Problem details
Scan the data. Collect each line that contains the word "легочной".

■ ■ ■ ■ ■

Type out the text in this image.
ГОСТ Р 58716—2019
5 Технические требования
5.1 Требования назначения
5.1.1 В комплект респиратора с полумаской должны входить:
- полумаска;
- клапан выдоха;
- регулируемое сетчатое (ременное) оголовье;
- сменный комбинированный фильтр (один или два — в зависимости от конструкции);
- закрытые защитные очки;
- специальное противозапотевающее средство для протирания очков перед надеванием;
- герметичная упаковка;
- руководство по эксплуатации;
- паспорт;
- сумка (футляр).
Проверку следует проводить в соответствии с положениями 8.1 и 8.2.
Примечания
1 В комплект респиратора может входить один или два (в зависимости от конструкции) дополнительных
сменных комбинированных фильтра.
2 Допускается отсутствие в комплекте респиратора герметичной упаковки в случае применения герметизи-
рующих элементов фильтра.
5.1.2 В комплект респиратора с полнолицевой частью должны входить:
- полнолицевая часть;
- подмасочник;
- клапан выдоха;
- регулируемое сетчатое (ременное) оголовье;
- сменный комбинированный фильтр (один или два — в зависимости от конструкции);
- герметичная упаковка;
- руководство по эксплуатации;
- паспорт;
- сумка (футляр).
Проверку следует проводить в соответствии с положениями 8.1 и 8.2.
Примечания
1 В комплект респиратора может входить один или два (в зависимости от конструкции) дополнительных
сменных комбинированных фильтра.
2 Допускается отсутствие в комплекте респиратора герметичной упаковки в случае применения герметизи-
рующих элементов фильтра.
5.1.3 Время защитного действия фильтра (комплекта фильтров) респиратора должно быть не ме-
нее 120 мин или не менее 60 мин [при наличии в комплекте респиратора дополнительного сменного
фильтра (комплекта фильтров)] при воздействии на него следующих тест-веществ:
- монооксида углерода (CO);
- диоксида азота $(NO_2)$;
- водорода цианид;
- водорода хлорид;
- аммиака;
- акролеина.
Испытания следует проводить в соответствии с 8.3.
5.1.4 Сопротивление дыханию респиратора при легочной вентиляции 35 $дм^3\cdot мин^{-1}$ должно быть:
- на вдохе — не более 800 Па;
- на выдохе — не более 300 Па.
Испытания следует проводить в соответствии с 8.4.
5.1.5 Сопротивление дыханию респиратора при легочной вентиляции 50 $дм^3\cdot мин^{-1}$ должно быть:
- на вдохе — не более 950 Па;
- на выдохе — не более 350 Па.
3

■ ■ ■ ■ ■

Answer below
5.1.4 Сопротивление дыханию респиратора при легочной вентиляции 35 $дм^3\cdot мин^{-1}$ должно быть:
5.1.5 Сопротивление дыханию респиратора при легочной вентиляции 50 $дм^3\cdot мин^{-1}$ должно быть:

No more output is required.